- [PROBLEM DESCRIPTION]:
Would you write out the entries below, every one of them, exactly?

- [EXCERPTED RECORDS]:
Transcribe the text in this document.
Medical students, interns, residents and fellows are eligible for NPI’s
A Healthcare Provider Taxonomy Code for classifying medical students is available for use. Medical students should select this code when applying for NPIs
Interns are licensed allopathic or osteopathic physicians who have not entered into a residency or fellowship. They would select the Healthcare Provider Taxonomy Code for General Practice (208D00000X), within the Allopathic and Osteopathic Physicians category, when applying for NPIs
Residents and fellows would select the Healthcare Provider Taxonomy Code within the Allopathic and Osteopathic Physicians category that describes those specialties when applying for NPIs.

- [EXERCISE ANSWER]:
Transcribe the text in this document.
Medical students, interns, residents and fellows are eligible for NPI’s
A Healthcare Provider Taxonomy Code for classifying medical students is available for use. Medical students should select this code when applying for NPIs
Interns are licensed allopathic or osteopathic physicians who have not entered into a residency or fellowship. They would select the Healthcare Provider Taxonomy Code for General Practice (208D00000X), within the Allopathic and Osteopathic Physicians category, when applying for NPIs
Residents and fellows would select the Healthcare Provider Taxonomy Code within the Allopathic and Osteopathic Physicians category that describes those specialties when applying for NPIs.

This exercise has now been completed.